**Given request**
Check every line of the material below for the string "xlabel", and return the ones that have it.

....

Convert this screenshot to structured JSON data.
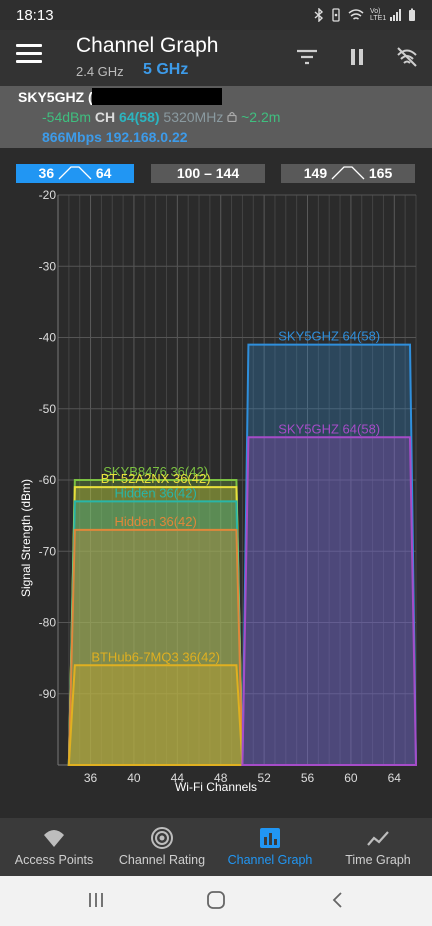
{
  "status_bar": {
    "time": "18:13",
    "icons": [
      "bluetooth-icon",
      "vibrate-icon",
      "wifi-icon",
      "volte-icon",
      "signal-icon",
      "battery-icon"
    ],
    "volte_text": "Vo) LTE1"
  },
  "app_bar": {
    "title": "Channel Graph",
    "band_24": "2.4 GHz",
    "band_5": "5 GHz",
    "band_5_color": "#3d9be9"
  },
  "connection": {
    "ssid": "SKY5GHZ (",
    "signal": "-54dBm",
    "ch_label": "CH",
    "channel": "64(58)",
    "frequency": "5320MHz",
    "distance": "~2.2m",
    "link_info": "866Mbps 192.168.0.22"
  },
  "channel_ranges": [
    {
      "start": "36",
      "end": "64",
      "active": true
    },
    {
      "label": "100 – 144",
      "active": false
    },
    {
      "start": "149",
      "end": "165",
      "active": false
    }
  ],
  "chart_data": {
    "type": "area",
    "xlabel": "Wi-Fi Channels",
    "ylabel": "Signal Strength (dBm)",
    "xlim": [
      33,
      66
    ],
    "ylim": [
      -100,
      -20
    ],
    "y_ticks": [
      -20,
      -30,
      -40,
      -50,
      -60,
      -70,
      -80,
      -90
    ],
    "x_ticks": [
      36,
      40,
      44,
      48,
      52,
      56,
      60,
      64
    ],
    "grid": true,
    "series": [
      {
        "name": "SKYB8476 36(42)",
        "channel_low": 36,
        "channel_high": 48,
        "dbm": -60,
        "color": "#7cc242"
      },
      {
        "name": "BT-52A2NX 36(42)",
        "channel_low": 36,
        "channel_high": 48,
        "dbm": -61,
        "color": "#e8e03c"
      },
      {
        "name": "Hidden 36(42)",
        "channel_low": 36,
        "channel_high": 48,
        "dbm": -63,
        "color": "#28b6a8"
      },
      {
        "name": "Hidden 36(42)",
        "channel_low": 36,
        "channel_high": 48,
        "dbm": -67,
        "color": "#e0873a"
      },
      {
        "name": "BTHub6-7MQ3 36(42)",
        "channel_low": 36,
        "channel_high": 48,
        "dbm": -86,
        "color": "#e0b020"
      },
      {
        "name": "SKY5GHZ 64(58)",
        "channel_low": 52,
        "channel_high": 64,
        "dbm": -41,
        "color": "#2f8fdc"
      },
      {
        "name": "SKY5GHZ 64(58)",
        "channel_low": 52,
        "channel_high": 64,
        "dbm": -54,
        "color": "#a64cc8"
      }
    ]
  },
  "bottom_nav": [
    {
      "label": "Access Points",
      "icon": "access-points-icon",
      "active": false
    },
    {
      "label": "Channel Rating",
      "icon": "channel-rating-icon",
      "active": false
    },
    {
      "label": "Channel Graph",
      "icon": "channel-graph-icon",
      "active": true
    },
    {
      "label": "Time Graph",
      "icon": "time-graph-icon",
      "active": false
    }
  ],
  "system_nav": [
    "recents-icon",
    "home-icon",
    "back-icon"
  ]
}
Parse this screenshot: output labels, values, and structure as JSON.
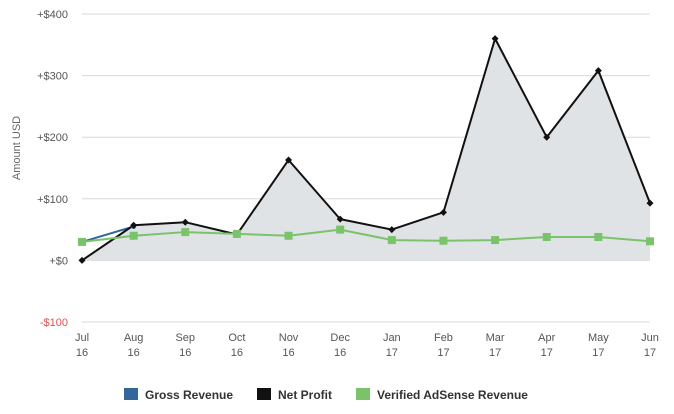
{
  "chart_data": {
    "type": "area",
    "categories": [
      "Jul 16",
      "Aug 16",
      "Sep 16",
      "Oct 16",
      "Nov 16",
      "Dec 16",
      "Jan 17",
      "Feb 17",
      "Mar 17",
      "Apr 17",
      "May 17",
      "Jun 17"
    ],
    "ylabel": "Amount USD",
    "ylim": [
      -100,
      400
    ],
    "yticks": [
      -100,
      0,
      100,
      200,
      300,
      400
    ],
    "ytick_labels": [
      "-$100",
      "+$0",
      "+$100",
      "+$200",
      "+$300",
      "+$400"
    ],
    "grid": true,
    "legend_position": "bottom",
    "series": [
      {
        "name": "Gross Revenue",
        "color": "#336699",
        "values": [
          30,
          55,
          null,
          null,
          null,
          null,
          null,
          null,
          null,
          null,
          null,
          null
        ]
      },
      {
        "name": "Net Profit",
        "color": "#111111",
        "fill": "#dde1e4",
        "values": [
          0,
          57,
          62,
          42,
          163,
          67,
          50,
          78,
          360,
          200,
          308,
          93
        ]
      },
      {
        "name": "Verified AdSense Revenue",
        "color": "#7ac36a",
        "values": [
          30,
          40,
          46,
          43,
          40,
          50,
          33,
          32,
          33,
          38,
          38,
          31
        ]
      }
    ]
  }
}
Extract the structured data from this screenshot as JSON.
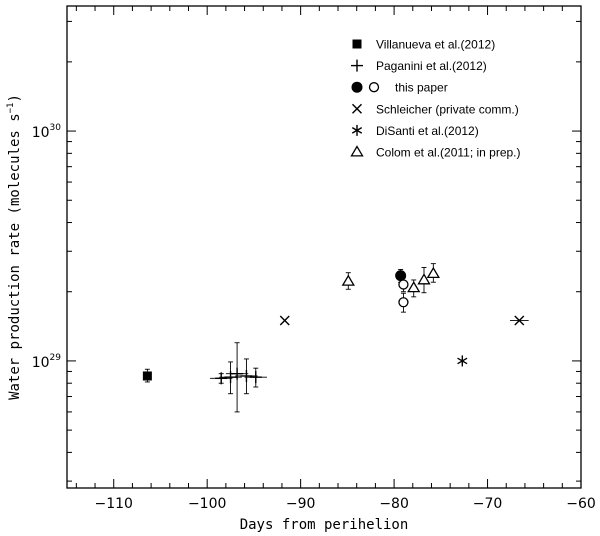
{
  "chart_data": {
    "type": "scatter",
    "xlabel": "Days from perihelion",
    "ylabel_main": "Water production rate (molecules s",
    "ylabel_sup": "−1",
    "ylabel_close": ")",
    "xlim": [
      -115,
      -60
    ],
    "ylim": [
      2.8e+28,
      3.5e+30
    ],
    "yscale": "log",
    "x_ticks": [
      -110,
      -100,
      -90,
      -80,
      -70,
      -60
    ],
    "x_tick_labels": [
      "−110",
      "−100",
      "−90",
      "−80",
      "−70",
      "−60"
    ],
    "y_tick_labels": [
      {
        "value": 1e+29,
        "base": "10",
        "exp": "29"
      },
      {
        "value": 1e+30,
        "base": "10",
        "exp": "30"
      }
    ],
    "grid": false,
    "legend_position": "top-right",
    "series": [
      {
        "name": "Villanueva et al.(2012)",
        "marker": "filled-square",
        "points": [
          {
            "x": -106.4,
            "y": 8.6e+28,
            "ylo": 8.1e+28,
            "yhi": 9.2e+28
          }
        ]
      },
      {
        "name": "Paganini et al.(2012)",
        "marker": "plus",
        "points": [
          {
            "x": -98.5,
            "y": 8.4e+28,
            "xerr": 1.2,
            "ylo": 8e+28,
            "yhi": 8.8e+28
          },
          {
            "x": -97.5,
            "y": 8.5e+28,
            "xerr": 1.2,
            "ylo": 7.2e+28,
            "yhi": 9.9e+28
          },
          {
            "x": -96.8,
            "y": 8.8e+28,
            "xerr": 1.2,
            "ylo": 6e+28,
            "yhi": 1.2e+29
          },
          {
            "x": -95.8,
            "y": 8.6e+28,
            "xerr": 1.2,
            "ylo": 7.2e+28,
            "yhi": 1.02e+29
          },
          {
            "x": -94.8,
            "y": 8.5e+28,
            "xerr": 1.2,
            "ylo": 7.7e+28,
            "yhi": 9.3e+28
          }
        ]
      },
      {
        "name": "this paper",
        "marker": "filled-circle",
        "marker2": "open-circle",
        "points": [
          {
            "x": -79.3,
            "y": 2.35e+29,
            "ylo": 2.2e+29,
            "yhi": 2.5e+29
          }
        ],
        "points2": [
          {
            "x": -79.0,
            "y": 2.15e+29,
            "ylo": 2e+29,
            "yhi": 2.3e+29
          },
          {
            "x": -79.0,
            "y": 1.8e+29,
            "ylo": 1.63e+29,
            "yhi": 1.97e+29
          }
        ]
      },
      {
        "name": "Schleicher (private comm.)",
        "marker": "cross",
        "points": [
          {
            "x": -91.7,
            "y": 1.5e+29
          },
          {
            "x": -66.6,
            "y": 1.5e+29,
            "xerr": 1.0
          }
        ]
      },
      {
        "name": "DiSanti et al.(2012)",
        "marker": "star",
        "points": [
          {
            "x": -72.7,
            "y": 1e+29
          }
        ]
      },
      {
        "name": "Colom et al.(2011; in prep.)",
        "marker": "open-triangle",
        "points": [
          {
            "x": -84.9,
            "y": 2.22e+29,
            "ylo": 2.05e+29,
            "yhi": 2.42e+29
          },
          {
            "x": -77.9,
            "y": 2.08e+29,
            "ylo": 1.9e+29,
            "yhi": 2.25e+29
          },
          {
            "x": -76.8,
            "y": 2.25e+29,
            "ylo": 1.98e+29,
            "yhi": 2.55e+29
          },
          {
            "x": -75.8,
            "y": 2.4e+29,
            "ylo": 2.2e+29,
            "yhi": 2.65e+29
          }
        ]
      }
    ]
  }
}
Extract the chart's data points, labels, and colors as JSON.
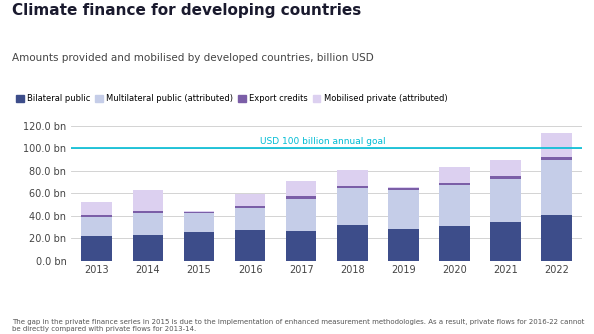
{
  "title": "Climate finance for developing countries",
  "subtitle": "Amounts provided and mobilised by developed countries, billion USD",
  "footnote": "The gap in the private finance series in 2015 is due to the implementation of enhanced measurement methodologies. As a result, private flows for 2016-22 cannot be directly compared with private flows for 2013-14.",
  "years": [
    2013,
    2014,
    2015,
    2016,
    2017,
    2018,
    2019,
    2020,
    2021,
    2022
  ],
  "bilateral_public": [
    22.0,
    23.0,
    25.5,
    27.5,
    26.5,
    32.0,
    28.5,
    31.0,
    34.5,
    41.0
  ],
  "multilateral_public": [
    17.0,
    19.5,
    16.5,
    19.5,
    28.5,
    32.5,
    34.5,
    36.5,
    38.0,
    49.0
  ],
  "export_credits": [
    1.5,
    1.5,
    1.5,
    1.5,
    2.5,
    2.0,
    2.0,
    1.5,
    2.5,
    2.5
  ],
  "mobilised_private": [
    12.0,
    18.5,
    0.5,
    11.0,
    13.5,
    14.5,
    0.5,
    14.5,
    14.5,
    21.0
  ],
  "colors": {
    "bilateral_public": "#3d4d8a",
    "multilateral_public": "#c5cde8",
    "export_credits": "#7b5ea7",
    "mobilised_private": "#dcd0f0"
  },
  "legend_labels": [
    "Bilateral public",
    "Multilateral public (attributed)",
    "Export credits",
    "Mobilised private (attributed)"
  ],
  "goal_line": 100.0,
  "goal_label": "USD 100 billion annual goal",
  "goal_color": "#00bcd4",
  "ylim": [
    0,
    125
  ],
  "yticks": [
    0,
    20,
    40,
    60,
    80,
    100,
    120
  ],
  "ytick_labels": [
    "0.0 bn",
    "20.0 bn",
    "40.0 bn",
    "60.0 bn",
    "80.0 bn",
    "100.0 bn",
    "120.0 bn"
  ],
  "background_color": "#ffffff",
  "title_color": "#1a1a2e",
  "subtitle_color": "#444444",
  "footnote_color": "#555555",
  "grid_color": "#cccccc"
}
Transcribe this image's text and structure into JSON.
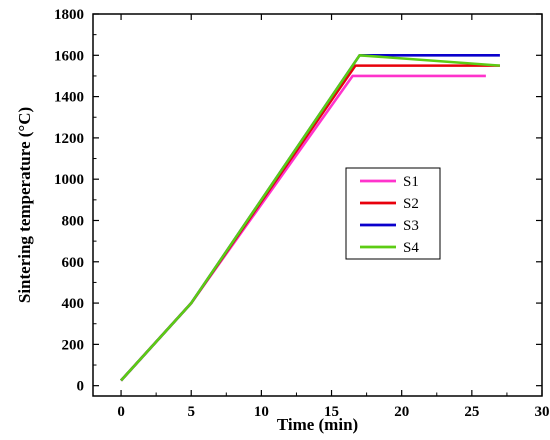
{
  "chart_data": {
    "type": "line",
    "title": "",
    "xlabel": "Time (min)",
    "ylabel": "Sintering temperature (°C)",
    "xlim": [
      -2,
      30
    ],
    "ylim": [
      -50,
      1800
    ],
    "xticks": [
      0,
      5,
      10,
      15,
      20,
      25,
      30
    ],
    "yticks": [
      0,
      200,
      400,
      600,
      800,
      1000,
      1200,
      1400,
      1600,
      1800
    ],
    "xtick_labels": [
      "0",
      "5",
      "10",
      "15",
      "20",
      "25",
      "30"
    ],
    "ytick_labels": [
      "0",
      "200",
      "400",
      "600",
      "800",
      "1000",
      "1200",
      "1400",
      "1600",
      "1800"
    ],
    "grid": false,
    "legend_position": "center-right",
    "series": [
      {
        "name": "S1",
        "color": "#ff33cc",
        "points": [
          [
            0,
            25
          ],
          [
            5,
            400
          ],
          [
            16.5,
            1500
          ],
          [
            26,
            1500
          ]
        ]
      },
      {
        "name": "S2",
        "color": "#e8000b",
        "points": [
          [
            0,
            25
          ],
          [
            5,
            400
          ],
          [
            16.7,
            1550
          ],
          [
            27,
            1550
          ]
        ]
      },
      {
        "name": "S3",
        "color": "#0a00cc",
        "points": [
          [
            0,
            25
          ],
          [
            5,
            400
          ],
          [
            17,
            1600
          ],
          [
            27,
            1600
          ]
        ]
      },
      {
        "name": "S4",
        "color": "#5ccc14",
        "points": [
          [
            0,
            25
          ],
          [
            5,
            400
          ],
          [
            17,
            1600
          ],
          [
            27,
            1550
          ]
        ]
      }
    ]
  }
}
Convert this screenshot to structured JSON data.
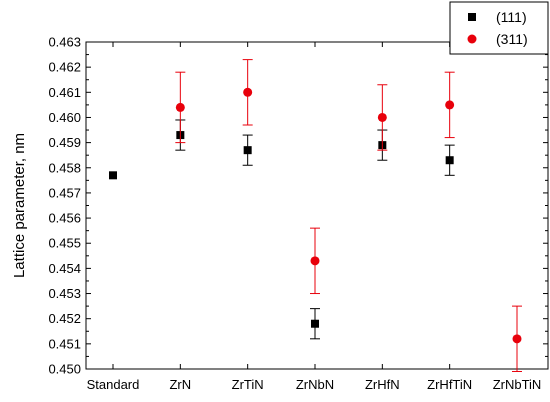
{
  "chart_data": {
    "type": "scatter",
    "title": "",
    "xlabel": "",
    "ylabel": "Lattice parameter, nm",
    "categories": [
      "Standard",
      "ZrN",
      "ZrTiN",
      "ZrNbN",
      "ZrHfN",
      "ZrHfTiN",
      "ZrNbTiN"
    ],
    "ylim": [
      0.45,
      0.463
    ],
    "yticks": [
      "0.450",
      "0.451",
      "0.452",
      "0.453",
      "0.454",
      "0.455",
      "0.456",
      "0.457",
      "0.458",
      "0.459",
      "0.460",
      "0.461",
      "0.462",
      "0.463"
    ],
    "grid": false,
    "legend_position": "top-right",
    "series": [
      {
        "name": "(111)",
        "marker": "square",
        "color": "#000000",
        "values": [
          0.4577,
          0.4593,
          0.4587,
          0.4518,
          0.4589,
          0.4583,
          null
        ],
        "errors": [
          null,
          0.0006,
          0.0006,
          0.0006,
          0.0006,
          0.0006,
          null
        ]
      },
      {
        "name": "(311)",
        "marker": "circle",
        "color": "#e8000b",
        "values": [
          null,
          0.4604,
          0.461,
          0.4543,
          0.46,
          0.4605,
          0.4512
        ],
        "errors": [
          null,
          0.0014,
          0.0013,
          0.0013,
          0.0013,
          0.0013,
          0.0013
        ]
      }
    ]
  }
}
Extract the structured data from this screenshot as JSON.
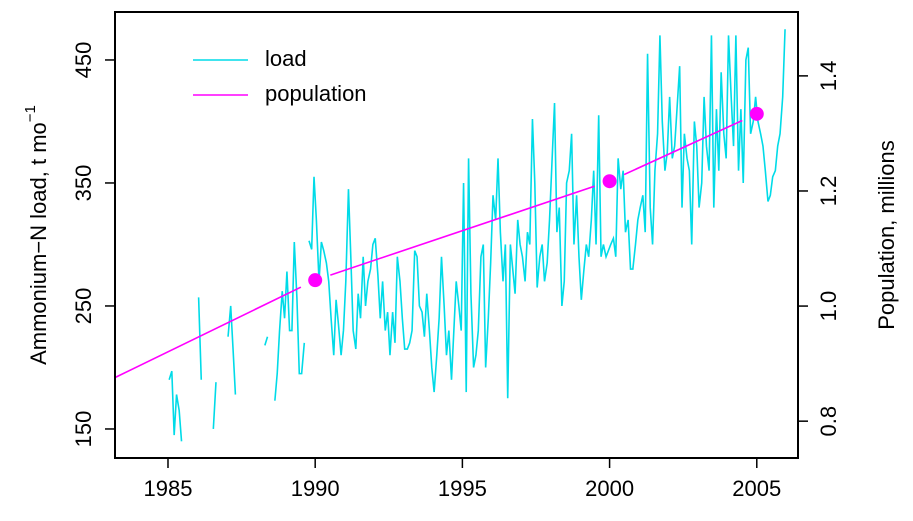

....

**Task output**
    "xlabel": "Wi-Fi Channels",
    "xlabel": "Days from perihelion",
    "xlabel": "Time (min)",
    "xlabel": "",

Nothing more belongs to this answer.